---------- Listing
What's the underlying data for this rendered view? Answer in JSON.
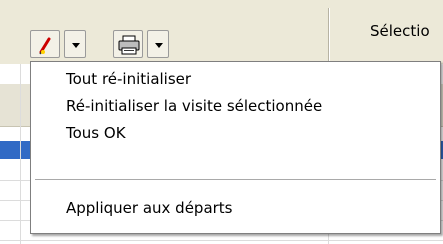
{
  "toolbar": {
    "header_text": "Sélectio",
    "reset_button_icon": "red-pen-icon",
    "print_button_icon": "printer-icon",
    "dropdown_icon": "chevron-down-icon"
  },
  "menu": {
    "items": [
      {
        "label": "Tout ré-initialiser"
      },
      {
        "label": "Ré-initialiser la visite sélectionnée"
      },
      {
        "label": "Tous OK"
      },
      {
        "label": "Appliquer aux départs"
      }
    ]
  },
  "colors": {
    "toolbar_bg": "#ece9d8",
    "selection": "#316ac5",
    "menu_bg": "#ffffff"
  }
}
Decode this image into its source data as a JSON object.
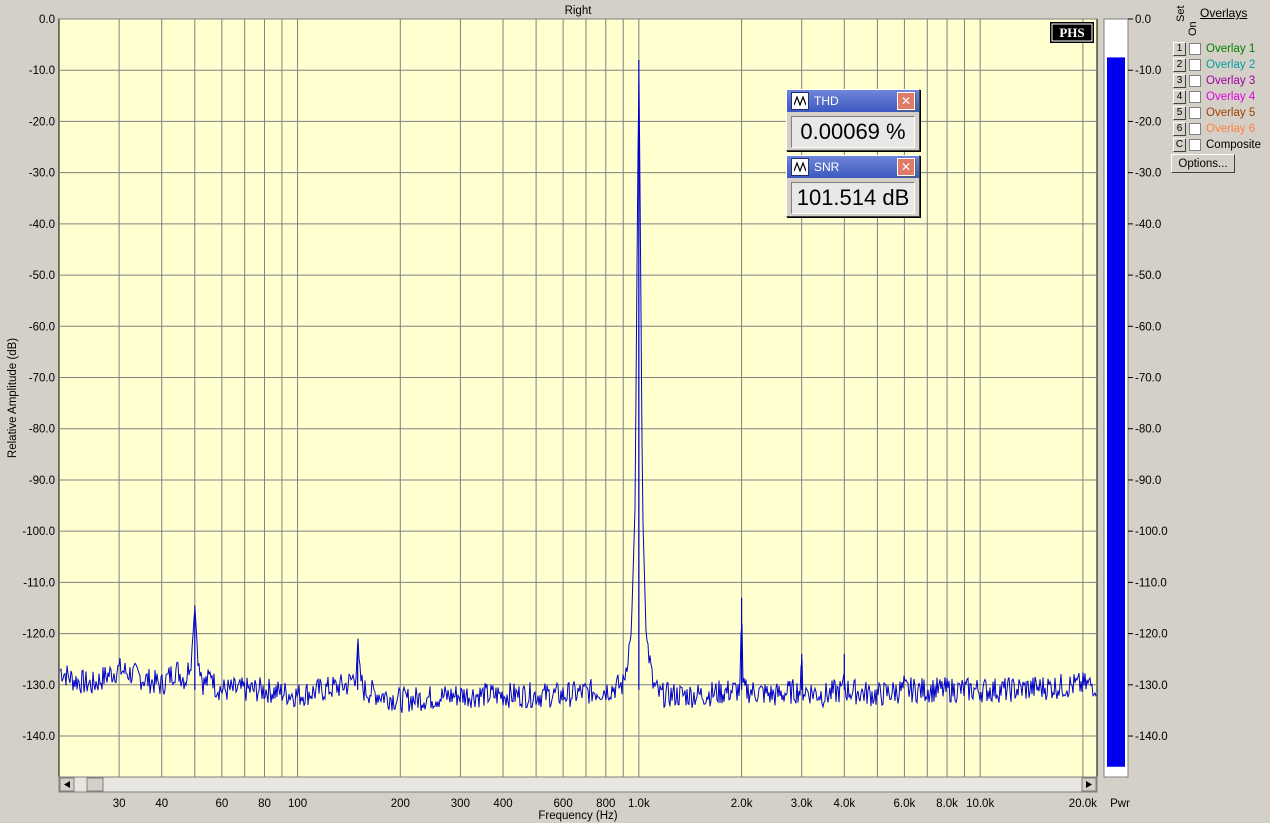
{
  "window": {
    "title": "Right"
  },
  "chart_data": {
    "type": "line",
    "title": "Right",
    "xlabel": "Frequency (Hz)",
    "ylabel": "Relative Amplitude (dB)",
    "xscale": "log",
    "xlim": [
      20,
      22000
    ],
    "ylim": [
      -148,
      0
    ],
    "x_ticks": [
      30,
      40,
      60,
      80,
      100,
      200,
      300,
      400,
      600,
      800,
      1000,
      2000,
      3000,
      4000,
      6000,
      8000,
      10000,
      20000
    ],
    "x_tick_labels": [
      "30",
      "40",
      "60",
      "80",
      "100",
      "200",
      "300",
      "400",
      "600",
      "800",
      "1.0k",
      "2.0k",
      "3.0k",
      "4.0k",
      "6.0k",
      "8.0k",
      "10.0k",
      "20.0k"
    ],
    "y_ticks": [
      0,
      -10,
      -20,
      -30,
      -40,
      -50,
      -60,
      -70,
      -80,
      -90,
      -100,
      -110,
      -120,
      -130,
      -140
    ],
    "y_tick_labels": [
      "0.0",
      "-10.0",
      "-20.0",
      "-30.0",
      "-40.0",
      "-50.0",
      "-60.0",
      "-70.0",
      "-80.0",
      "-90.0",
      "-100.0",
      "-110.0",
      "-120.0",
      "-130.0",
      "-140.0"
    ],
    "grid": true,
    "series": [
      {
        "color": "#0000cc",
        "noise_floor_db": -131,
        "points": [
          [
            20,
            -127
          ],
          [
            22,
            -129
          ],
          [
            25,
            -130
          ],
          [
            28,
            -128
          ],
          [
            30,
            -127
          ],
          [
            33,
            -128
          ],
          [
            36,
            -129
          ],
          [
            40,
            -130
          ],
          [
            44,
            -127
          ],
          [
            47,
            -129
          ],
          [
            49,
            -124
          ],
          [
            50,
            -114.5
          ],
          [
            51,
            -124
          ],
          [
            53,
            -130
          ],
          [
            55,
            -129
          ],
          [
            56,
            -127
          ],
          [
            57,
            -130
          ],
          [
            60,
            -131
          ],
          [
            80,
            -131
          ],
          [
            100,
            -132
          ],
          [
            140,
            -130
          ],
          [
            148,
            -128
          ],
          [
            150,
            -122
          ],
          [
            152,
            -128
          ],
          [
            156,
            -131
          ],
          [
            200,
            -133
          ],
          [
            300,
            -132
          ],
          [
            400,
            -132
          ],
          [
            600,
            -132
          ],
          [
            800,
            -131
          ],
          [
            900,
            -130
          ],
          [
            950,
            -120
          ],
          [
            975,
            -95
          ],
          [
            990,
            -40
          ],
          [
            1000,
            -8
          ],
          [
            1010,
            -40
          ],
          [
            1025,
            -95
          ],
          [
            1050,
            -120
          ],
          [
            1100,
            -130
          ],
          [
            1150,
            -132
          ],
          [
            1500,
            -132
          ],
          [
            1980,
            -131
          ],
          [
            2000,
            -113
          ],
          [
            2020,
            -131
          ],
          [
            2500,
            -132
          ],
          [
            2980,
            -131
          ],
          [
            3000,
            -124
          ],
          [
            3020,
            -131
          ],
          [
            3500,
            -132
          ],
          [
            3980,
            -131
          ],
          [
            4000,
            -124
          ],
          [
            4020,
            -131
          ],
          [
            5000,
            -132
          ],
          [
            5980,
            -131
          ],
          [
            6000,
            -127
          ],
          [
            6020,
            -131
          ],
          [
            8000,
            -131
          ],
          [
            12000,
            -131
          ],
          [
            20000,
            -130
          ],
          [
            22000,
            -130
          ]
        ]
      }
    ]
  },
  "power_meter": {
    "level_db": -7.5,
    "ticks": [
      "0.0",
      "-10.0",
      "-20.0",
      "-30.0",
      "-40.0",
      "-50.0",
      "-60.0",
      "-70.0",
      "-80.0",
      "-90.0",
      "-100.0",
      "-110.0",
      "-120.0",
      "-130.0",
      "-140.0"
    ],
    "label": "Pwr"
  },
  "logo": {
    "text": "PHS"
  },
  "thd": {
    "label": "THD",
    "value": "0.00069 %"
  },
  "snr": {
    "label": "SNR",
    "value": "101.514 dB"
  },
  "overlays": {
    "heading": "Overlays",
    "set_label": "Set",
    "on_label": "On",
    "items": [
      {
        "num": "1",
        "name": "Overlay 1",
        "color": "#008000"
      },
      {
        "num": "2",
        "name": "Overlay 2",
        "color": "#00a0a0"
      },
      {
        "num": "3",
        "name": "Overlay 3",
        "color": "#a000a0"
      },
      {
        "num": "4",
        "name": "Overlay 4",
        "color": "#e000e0"
      },
      {
        "num": "5",
        "name": "Overlay 5",
        "color": "#a04000"
      },
      {
        "num": "6",
        "name": "Overlay 6",
        "color": "#ff8040"
      },
      {
        "num": "C",
        "name": "Composite",
        "color": "#000000"
      }
    ],
    "options_label": "Options..."
  },
  "colors": {
    "plot_bg": "#ffffd0",
    "grid": "#808080",
    "trace": "#0000cc",
    "meter": "#0000ee"
  }
}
--------------------
Exercise
Go through the records and pull out each line that includes the word "initialiser".

The response
        "label": "Tout ré-initialiser"
        "label": "Ré-initialiser la visite sélectionnée"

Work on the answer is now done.